### IL PROBLEMA
Nel testo su Trump e l'Africa, riscrivi per favore in forma più breve il paragrafo che inizia con «Pochi personaggi suscitano», mantenendone i fatti principali.

Trump e l’Africa
Al suo rientro alla Casa Bianca, il presidente eletto rimodulerà ma non cancellerà le politiche americane in Africa. Il ruolo di Musk e Starlink per contenere la Cina. Dal Sahel ai Grandi Laghi come potrebbe cambiare la posizione degli USA sotto la guida di Donald Trump.
Pochi personaggi suscitano una polarizzazione pari a quella di Donald J. Trump, quarantasettesimo presidente degli Stati Uniti. Analizzare il pensiero del presidente in una prospettiva geopolitica è, di per sé, un esercizio complesso, spesso soggetto a semplificazioni o fraintendimenti. Se, in questo contesto, proviamo a delineare l’approccio di Trump verso le relazioni tra Stati Uniti e paesi africani - un continente storicamente marginale nell’agenda presidenziale statunitense - il compito diventa ancora più impegnativo. Poco incline all'analisi della complessità, e sempre attento ad offrire un messaggio efficace per i propri sostenitori, il presidente americano divenne famoso durante il suo primo mandato per aver definito alcuni paesi del cosiddetto Global South (inclusi alcuni stati africani) come shithole. Al netto di questo, come spiegare alcune immagini di giubilo per la sua rielezione in paesi come Kenya Uganda Nigeria e Ghana? Per rispondere a questa domanda, e per capire cosa aspettarsi dal secondo mandato di The Donald alla Casa Bianca, bisogna partire dal mutamento degli interessi americani verso il continente.

### VOCI FORNITE
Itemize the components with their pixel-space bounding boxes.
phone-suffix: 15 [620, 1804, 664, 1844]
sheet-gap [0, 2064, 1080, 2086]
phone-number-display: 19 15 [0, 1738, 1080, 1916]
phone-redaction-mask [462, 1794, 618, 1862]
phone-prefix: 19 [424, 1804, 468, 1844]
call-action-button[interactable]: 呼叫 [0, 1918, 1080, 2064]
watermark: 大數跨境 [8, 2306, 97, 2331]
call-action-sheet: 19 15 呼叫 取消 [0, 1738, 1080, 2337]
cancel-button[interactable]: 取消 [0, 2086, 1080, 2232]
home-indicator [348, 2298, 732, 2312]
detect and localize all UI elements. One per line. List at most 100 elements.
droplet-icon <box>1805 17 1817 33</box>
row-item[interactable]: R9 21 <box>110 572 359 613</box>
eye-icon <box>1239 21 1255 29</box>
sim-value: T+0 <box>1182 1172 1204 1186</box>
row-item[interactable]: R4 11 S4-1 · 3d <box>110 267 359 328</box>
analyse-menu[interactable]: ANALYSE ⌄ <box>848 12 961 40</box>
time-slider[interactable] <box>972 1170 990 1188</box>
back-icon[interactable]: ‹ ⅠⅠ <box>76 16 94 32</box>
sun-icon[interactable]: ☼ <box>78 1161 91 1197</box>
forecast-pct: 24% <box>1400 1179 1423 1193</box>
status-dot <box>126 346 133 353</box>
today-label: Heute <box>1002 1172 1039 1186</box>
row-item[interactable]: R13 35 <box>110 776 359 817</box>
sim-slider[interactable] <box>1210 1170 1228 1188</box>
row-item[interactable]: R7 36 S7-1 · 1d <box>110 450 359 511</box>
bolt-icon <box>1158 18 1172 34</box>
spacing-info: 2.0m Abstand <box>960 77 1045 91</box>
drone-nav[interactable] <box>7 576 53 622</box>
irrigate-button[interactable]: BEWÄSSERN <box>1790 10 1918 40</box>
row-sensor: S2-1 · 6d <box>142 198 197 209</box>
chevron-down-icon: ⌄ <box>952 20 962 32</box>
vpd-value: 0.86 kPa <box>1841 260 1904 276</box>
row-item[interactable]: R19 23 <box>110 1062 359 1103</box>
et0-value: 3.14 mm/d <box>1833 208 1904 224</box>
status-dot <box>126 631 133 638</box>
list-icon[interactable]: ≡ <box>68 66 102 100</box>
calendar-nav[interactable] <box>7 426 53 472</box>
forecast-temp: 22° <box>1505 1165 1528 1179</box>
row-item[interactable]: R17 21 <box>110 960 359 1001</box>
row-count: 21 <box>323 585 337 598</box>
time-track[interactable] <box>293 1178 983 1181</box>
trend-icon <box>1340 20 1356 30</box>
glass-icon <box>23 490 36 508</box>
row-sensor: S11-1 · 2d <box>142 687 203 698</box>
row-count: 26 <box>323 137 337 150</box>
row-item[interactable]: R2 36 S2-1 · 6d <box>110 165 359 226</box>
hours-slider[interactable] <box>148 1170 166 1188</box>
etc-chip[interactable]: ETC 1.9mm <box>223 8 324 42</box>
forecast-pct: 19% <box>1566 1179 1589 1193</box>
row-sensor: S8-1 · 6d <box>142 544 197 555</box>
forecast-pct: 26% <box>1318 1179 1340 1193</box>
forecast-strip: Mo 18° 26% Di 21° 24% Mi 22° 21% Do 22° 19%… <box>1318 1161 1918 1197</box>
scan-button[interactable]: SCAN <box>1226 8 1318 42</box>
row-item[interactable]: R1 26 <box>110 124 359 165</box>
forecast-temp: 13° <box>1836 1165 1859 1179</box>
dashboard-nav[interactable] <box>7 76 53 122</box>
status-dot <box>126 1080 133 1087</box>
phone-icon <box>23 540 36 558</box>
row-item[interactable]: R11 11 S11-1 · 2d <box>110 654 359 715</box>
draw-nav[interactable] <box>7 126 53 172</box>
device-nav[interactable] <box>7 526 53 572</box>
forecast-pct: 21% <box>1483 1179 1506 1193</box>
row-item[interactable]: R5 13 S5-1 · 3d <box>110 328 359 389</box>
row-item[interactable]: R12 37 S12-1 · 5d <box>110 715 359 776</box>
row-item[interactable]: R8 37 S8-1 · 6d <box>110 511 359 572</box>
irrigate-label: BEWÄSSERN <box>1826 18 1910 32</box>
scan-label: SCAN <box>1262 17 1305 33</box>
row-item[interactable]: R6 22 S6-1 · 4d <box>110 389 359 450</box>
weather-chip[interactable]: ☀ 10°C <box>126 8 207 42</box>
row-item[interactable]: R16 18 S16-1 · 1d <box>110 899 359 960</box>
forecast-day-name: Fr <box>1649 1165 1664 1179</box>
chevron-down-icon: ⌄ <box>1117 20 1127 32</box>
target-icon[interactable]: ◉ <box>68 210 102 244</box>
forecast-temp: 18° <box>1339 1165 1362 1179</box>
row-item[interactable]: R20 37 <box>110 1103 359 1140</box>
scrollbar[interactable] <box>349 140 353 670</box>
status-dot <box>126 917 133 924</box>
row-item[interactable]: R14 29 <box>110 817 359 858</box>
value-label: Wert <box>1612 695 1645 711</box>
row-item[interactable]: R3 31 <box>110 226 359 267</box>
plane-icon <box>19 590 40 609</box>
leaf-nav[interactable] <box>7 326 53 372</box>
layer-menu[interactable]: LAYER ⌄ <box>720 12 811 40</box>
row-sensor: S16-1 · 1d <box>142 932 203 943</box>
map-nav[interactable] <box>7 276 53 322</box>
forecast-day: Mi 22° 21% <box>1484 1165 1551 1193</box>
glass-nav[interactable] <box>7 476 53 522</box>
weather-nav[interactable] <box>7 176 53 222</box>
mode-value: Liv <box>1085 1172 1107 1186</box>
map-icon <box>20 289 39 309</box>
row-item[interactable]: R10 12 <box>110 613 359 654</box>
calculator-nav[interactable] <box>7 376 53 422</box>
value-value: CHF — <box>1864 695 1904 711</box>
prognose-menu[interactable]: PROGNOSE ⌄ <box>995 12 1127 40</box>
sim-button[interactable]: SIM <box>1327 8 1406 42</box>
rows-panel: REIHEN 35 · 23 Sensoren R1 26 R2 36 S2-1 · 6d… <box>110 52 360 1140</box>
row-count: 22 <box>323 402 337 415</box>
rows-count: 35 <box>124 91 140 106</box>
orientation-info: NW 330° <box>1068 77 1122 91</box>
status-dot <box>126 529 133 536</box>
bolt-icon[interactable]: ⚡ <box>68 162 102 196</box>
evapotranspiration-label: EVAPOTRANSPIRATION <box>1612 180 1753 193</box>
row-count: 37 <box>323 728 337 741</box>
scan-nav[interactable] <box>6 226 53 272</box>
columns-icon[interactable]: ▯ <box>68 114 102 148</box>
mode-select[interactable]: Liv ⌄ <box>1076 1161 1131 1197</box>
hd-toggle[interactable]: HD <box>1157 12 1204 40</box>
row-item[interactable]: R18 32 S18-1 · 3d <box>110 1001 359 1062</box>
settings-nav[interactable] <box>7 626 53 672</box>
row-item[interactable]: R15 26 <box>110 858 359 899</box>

### RISULTATO
Donald J. Trump, quarantasettesimo presidente degli Stati Uniti, è una figura molto polarizzante. Analizzarne il pensiero geopolitico è complesso, e lo è ancora di più per i rapporti con l'Africa, continente storicamente marginale nell'agenda presidenziale americana. Poco incline alla complessità e attento a parlare ai suoi sostenitori, nel primo mandato Trump definì shithole alcuni paesi del Global South, tra cui alcuni stati africani. Eppure in Kenya, Uganda, Nigeria e Ghana la sua rielezione è stata accolta con giubilo. Per spiegarlo e capire cosa aspettarsi dal secondo mandato bisogna partire dal mutamento degli interessi americani verso il continente.